▸ INSTRUCTIONS FOR THE TASK
Tally the lines in the items below that contain the string "sort". Give only the number.

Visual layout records

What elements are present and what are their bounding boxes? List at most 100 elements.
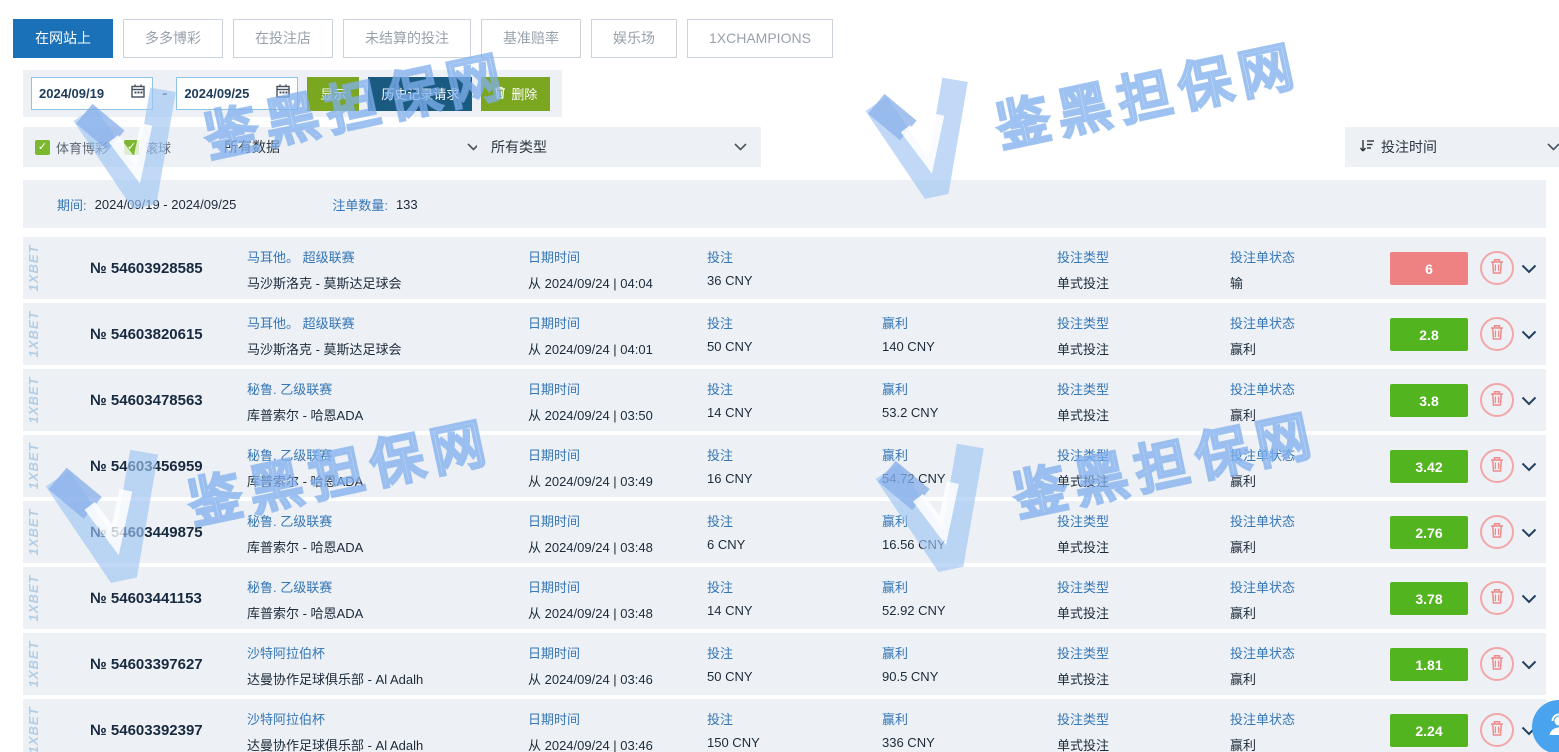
league-link[interactable]: 沙特阿拉伯杯 [247,643,423,662]
win-value: 140 CNY [882,339,935,354]
checkbox-sport[interactable]: ✓ 体育博彩 [35,138,108,157]
bet-row: 1XBET № 54603441153 秘鲁. 乙级联赛 库普索尔 - 哈恩AD… [23,567,1546,629]
teams-label: 库普索尔 - 哈恩ADA [247,405,363,424]
win-label: 赢利 [882,709,935,728]
delete-bet-button[interactable] [1480,383,1514,417]
expand-chevron-icon[interactable] [1521,459,1537,477]
league-link[interactable]: 马耳他。 超级联赛 [247,313,402,332]
type-filter-dropdown[interactable]: 所有类型 [477,127,761,167]
league-link[interactable]: 秘鲁. 乙级联赛 [247,511,363,530]
odds-badge: 2.24 [1390,714,1468,747]
tab-5[interactable]: 娱乐场 [591,19,677,58]
delete-bet-button[interactable] [1480,251,1514,285]
bet-label: 投注 [707,445,753,464]
history-request-button[interactable]: 历史记录请求 [368,77,472,111]
expand-chevron-icon[interactable] [1521,261,1537,279]
support-chat-icon [1545,711,1559,744]
sort-value: 投注时间 [1381,137,1437,157]
bet-id: № 54603928585 [90,237,203,299]
row-brand-watermark: 1XBET [26,575,41,622]
trash-icon [1490,324,1504,345]
league-link[interactable]: 沙特阿拉伯杯 [247,709,423,728]
win-label: 赢利 [882,643,938,662]
bet-label: 投注 [707,511,745,530]
delete-bet-button[interactable] [1480,449,1514,483]
trash-icon [494,86,506,102]
bet-label: 投注 [707,709,760,728]
bet-id: № 54603449875 [90,501,203,563]
checkbox-sport-label: 体育博彩 [56,138,108,157]
trash-icon [1490,588,1504,609]
calendar-icon [131,84,145,103]
status-label: 投注单状态 [1230,379,1295,398]
win-label: 赢利 [882,511,946,530]
bet-type-label: 投注类型 [1057,577,1109,596]
bet-label: 投注 [707,643,753,662]
expand-chevron-icon[interactable] [1521,591,1537,609]
league-link[interactable]: 秘鲁. 乙级联赛 [247,379,363,398]
league-link[interactable]: 马耳他。 超级联赛 [247,247,402,266]
type-filter-value: 所有类型 [491,137,547,157]
win-label: 赢利 [882,445,946,464]
tab-0[interactable]: 在网站上 [13,19,113,58]
bet-row: 1XBET № 54603820615 马耳他。 超级联赛 马沙斯洛克 - 莫斯… [23,303,1546,365]
bet-history-page: 在网站上多多博彩在投注店未结算的投注基准赔率娱乐场 1XCHAMPIONS 202… [0,0,1559,752]
delete-bet-button[interactable] [1480,713,1514,747]
status-value: 输 [1230,273,1295,292]
bet-id: № 54603397627 [90,633,203,695]
tab-3[interactable]: 未结算的投注 [343,19,471,58]
date-to-value: 2024/09/25 [184,86,249,101]
summary-bar: 期间: 2024/09/19 - 2024/09/25 注单数量: 133 [23,180,1546,228]
status-label: 投注单状态 [1230,511,1295,530]
bet-row: 1XBET № 54603397627 沙特阿拉伯杯 达曼协作足球俱乐部 - A… [23,633,1546,695]
bet-type-label: 投注类型 [1057,445,1109,464]
league-link[interactable]: 秘鲁. 乙级联赛 [247,445,363,464]
sort-dropdown[interactable]: 投注时间 [1345,127,1559,167]
delete-bet-button[interactable] [1480,515,1514,549]
trash-icon [1490,258,1504,279]
bet-value: 6 CNY [707,537,745,552]
data-filter-value: 所有数据 [224,137,280,157]
checkbox-live[interactable]: ✓ 滚球 [124,138,171,157]
data-filter-dropdown[interactable]: 所有数据 [210,127,494,167]
tab-6[interactable]: 1XCHAMPIONS [687,19,833,58]
bet-type-value: 单式投注 [1057,405,1109,424]
odds-badge: 6 [1390,252,1468,285]
status-label: 投注单状态 [1230,313,1295,332]
bet-value: 14 CNY [707,405,753,420]
win-value: 336 CNY [882,735,935,750]
win-label: 赢利 [882,577,946,596]
league-link[interactable]: 秘鲁. 乙级联赛 [247,577,363,596]
win-value: 52.92 CNY [882,603,946,618]
expand-chevron-icon[interactable] [1521,657,1537,675]
status-value: 赢利 [1230,339,1295,358]
tab-4[interactable]: 基准赔率 [481,19,581,58]
datetime-value: 从 2024/09/24 | 03:49 [528,471,653,490]
bet-type-value: 单式投注 [1057,735,1109,752]
teams-label: 达曼协作足球俱乐部 - Al Adalh [247,669,423,688]
top-tabs: 在网站上多多博彩在投注店未结算的投注基准赔率娱乐场 1XCHAMPIONS [13,19,833,58]
show-button[interactable]: 显示 [307,77,359,111]
chevron-down-icon [734,138,747,156]
date-to-input[interactable]: 2024/09/25 [176,77,298,110]
bet-type-label: 投注类型 [1057,313,1109,332]
bet-type-label: 投注类型 [1057,379,1109,398]
date-from-input[interactable]: 2024/09/19 [31,77,153,110]
delete-bet-button[interactable] [1480,317,1514,351]
delete-bet-button[interactable] [1480,647,1514,681]
bet-type-label: 投注类型 [1057,709,1109,728]
tab-2[interactable]: 在投注店 [233,19,333,58]
teams-label: 马沙斯洛克 - 莫斯达足球会 [247,339,402,358]
odds-badge: 2.8 [1390,318,1468,351]
chevron-down-icon [1547,138,1559,156]
bet-label: 投注 [707,379,753,398]
delete-all-button[interactable]: 删除 [481,77,550,111]
expand-chevron-icon[interactable] [1521,525,1537,543]
delete-bet-button[interactable] [1480,581,1514,615]
expand-chevron-icon[interactable] [1521,327,1537,345]
expand-chevron-icon[interactable] [1521,393,1537,411]
count-value: 133 [396,197,418,212]
datetime-value: 从 2024/09/24 | 03:46 [528,669,653,688]
odds-badge: 2.76 [1390,516,1468,549]
tab-1[interactable]: 多多博彩 [123,19,223,58]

▸ RESPONSE
2